- EXERCISE -
Convert every line of the items below into a Markdown table with two columns, Row and Text. Put a row number in the first column and the line in the second, and leave out any blank lines.
* * * * * * * * *
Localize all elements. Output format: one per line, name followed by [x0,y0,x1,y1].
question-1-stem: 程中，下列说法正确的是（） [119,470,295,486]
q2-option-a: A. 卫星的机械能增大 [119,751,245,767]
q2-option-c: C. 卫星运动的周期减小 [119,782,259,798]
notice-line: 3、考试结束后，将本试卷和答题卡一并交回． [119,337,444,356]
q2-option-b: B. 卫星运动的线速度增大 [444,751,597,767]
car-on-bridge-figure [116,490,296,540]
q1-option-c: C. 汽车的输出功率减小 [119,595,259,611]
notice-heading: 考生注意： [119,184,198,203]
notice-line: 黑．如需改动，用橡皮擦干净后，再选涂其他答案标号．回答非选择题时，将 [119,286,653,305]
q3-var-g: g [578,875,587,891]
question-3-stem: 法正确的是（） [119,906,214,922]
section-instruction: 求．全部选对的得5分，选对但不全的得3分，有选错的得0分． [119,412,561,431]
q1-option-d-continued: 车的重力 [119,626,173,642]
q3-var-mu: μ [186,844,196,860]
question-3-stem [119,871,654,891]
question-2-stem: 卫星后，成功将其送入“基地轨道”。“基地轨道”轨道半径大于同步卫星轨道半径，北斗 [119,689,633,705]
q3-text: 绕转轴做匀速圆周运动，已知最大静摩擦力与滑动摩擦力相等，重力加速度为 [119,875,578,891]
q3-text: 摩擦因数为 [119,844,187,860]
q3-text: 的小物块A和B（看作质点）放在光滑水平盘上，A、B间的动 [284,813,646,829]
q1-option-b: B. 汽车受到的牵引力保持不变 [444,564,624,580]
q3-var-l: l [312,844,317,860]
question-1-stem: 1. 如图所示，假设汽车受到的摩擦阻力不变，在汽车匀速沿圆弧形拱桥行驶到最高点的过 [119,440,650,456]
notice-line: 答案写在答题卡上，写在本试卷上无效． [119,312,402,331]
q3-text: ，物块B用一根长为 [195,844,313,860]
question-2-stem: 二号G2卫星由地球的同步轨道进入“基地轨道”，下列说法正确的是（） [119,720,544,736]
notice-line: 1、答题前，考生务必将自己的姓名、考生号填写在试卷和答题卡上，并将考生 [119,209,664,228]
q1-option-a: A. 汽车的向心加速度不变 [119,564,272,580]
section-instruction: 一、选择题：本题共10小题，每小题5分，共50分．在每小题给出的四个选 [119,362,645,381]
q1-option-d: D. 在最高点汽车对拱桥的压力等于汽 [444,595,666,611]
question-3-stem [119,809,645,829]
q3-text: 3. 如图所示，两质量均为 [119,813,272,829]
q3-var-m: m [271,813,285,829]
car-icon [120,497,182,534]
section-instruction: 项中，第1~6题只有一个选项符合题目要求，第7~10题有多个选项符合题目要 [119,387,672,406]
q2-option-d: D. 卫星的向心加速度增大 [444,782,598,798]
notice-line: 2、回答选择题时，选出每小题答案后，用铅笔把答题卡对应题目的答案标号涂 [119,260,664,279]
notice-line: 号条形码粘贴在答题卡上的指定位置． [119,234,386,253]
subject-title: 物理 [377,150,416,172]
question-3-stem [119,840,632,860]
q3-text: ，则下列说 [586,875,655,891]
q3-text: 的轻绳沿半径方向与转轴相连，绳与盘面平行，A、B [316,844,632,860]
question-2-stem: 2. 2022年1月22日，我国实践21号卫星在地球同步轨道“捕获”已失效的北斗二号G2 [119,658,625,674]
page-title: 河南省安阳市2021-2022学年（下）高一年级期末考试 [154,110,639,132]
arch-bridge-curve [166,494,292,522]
* * * * * * * * *
- FULL RESPONSE -
| Row | Text |
|---|---|
| 1 | Localize all elements. Output format: one per line, name followed by [x0,y0,x1,y1]. |
| 2 | question-1-stem: 程中，下列说法正确的是（） [119,470,295,486] |
| 3 | q2-option-a: A. 卫星的机械能增大 [119,751,245,767] |
| 4 | q2-option-c: C. 卫星运动的周期减小 [119,782,259,798] |
| 5 | notice-line: 3、考试结束后，将本试卷和答题卡一并交回． [119,337,444,356] |
| 6 | q2-option-b: B. 卫星运动的线速度增大 [444,751,597,767] |
| 7 | car-on-bridge-figure [116,490,296,540] |
| 8 | q1-option-c: C. 汽车的输出功率减小 [119,595,259,611] |
| 9 | notice-heading: 考生注意： [119,184,198,203] |
| 10 | notice-line: 黑．如需改动，用橡皮擦干净后，再选涂其他答案标号．回答非选择题时，将 [119,286,653,305] |
| 11 | q3-var-g: g [578,875,587,891] |
| 12 | question-3-stem: 法正确的是（） [119,906,214,922] |
| 13 | section-instruction: 求．全部选对的得5分，选对但不全的得3分，有选错的得0分． [119,412,561,431] |
| 14 | q1-option-d-continued: 车的重力 [119,626,173,642] |
| 15 | q3-var-mu: μ [186,844,196,860] |
| 16 | question-3-stem [119,871,654,891] |
| 17 | question-2-stem: 卫星后，成功将其送入“基地轨道”。“基地轨道”轨道半径大于同步卫星轨道半径，北斗 [119,689,633,705] |
| 18 | q3-text: 绕转轴做匀速圆周运动，已知最大静摩擦力与滑动摩擦力相等，重力加速度为 [119,875,578,891] |
| 19 | q3-text: 摩擦因数为 [119,844,187,860] |
| 20 | q3-text: 的小物块A和B（看作质点）放在光滑水平盘上，A、B间的动 [284,813,646,829] |
| 21 | q1-option-b: B. 汽车受到的牵引力保持不变 [444,564,624,580] |
| 22 | q3-var-l: l [312,844,317,860] |
| 23 | question-1-stem: 1. 如图所示，假设汽车受到的摩擦阻力不变，在汽车匀速沿圆弧形拱桥行驶到最高点的过 [119,440,650,456] |
| 24 | notice-line: 答案写在答题卡上，写在本试卷上无效． [119,312,402,331] |
| 25 | q3-text: ，物块B用一根长为 [195,844,313,860] |
| 26 | question-2-stem: 二号G2卫星由地球的同步轨道进入“基地轨道”，下列说法正确的是（） [119,720,544,736] |
| 27 | notice-line: 1、答题前，考生务必将自己的姓名、考生号填写在试卷和答题卡上，并将考生 [119,209,664,228] |
| 28 | q1-option-a: A. 汽车的向心加速度不变 [119,564,272,580] |
| 29 | section-instruction: 一、选择题：本题共10小题，每小题5分，共50分．在每小题给出的四个选 [119,362,645,381] |
| 30 | q1-option-d: D. 在最高点汽车对拱桥的压力等于汽 [444,595,666,611] |
| 31 | question-3-stem [119,809,645,829] |
| 32 | q3-text: 3. 如图所示，两质量均为 [119,813,272,829] |
| 33 | q3-var-m: m [271,813,285,829] |
| 34 | car-icon [120,497,182,534] |
| 35 | section-instruction: 项中，第1~6题只有一个选项符合题目要求，第7~10题有多个选项符合题目要 [119,387,672,406] |
| 36 | q2-option-d: D. 卫星的向心加速度增大 [444,782,598,798] |
| 37 | notice-line: 2、回答选择题时，选出每小题答案后，用铅笔把答题卡对应题目的答案标号涂 [119,260,664,279] |
| 38 | notice-line: 号条形码粘贴在答题卡上的指定位置． [119,234,386,253] |
| 39 | subject-title: 物理 [377,150,416,172] |
| 40 | question-3-stem [119,840,632,860] |
| 41 | q3-text: ，则下列说 [586,875,655,891] |
| 42 | q3-text: 的轻绳沿半径方向与转轴相连，绳与盘面平行，A、B [316,844,632,860] |
| 43 | question-2-stem: 2. 2022年1月22日，我国实践21号卫星在地球同步轨道“捕获”已失效的北斗二号G2 [119,658,625,674] |
| 44 | page-title: 河南省安阳市2021-2022学年（下）高一年级期末考试 [154,110,639,132] |
| 45 | arch-bridge-curve [166,494,292,522] |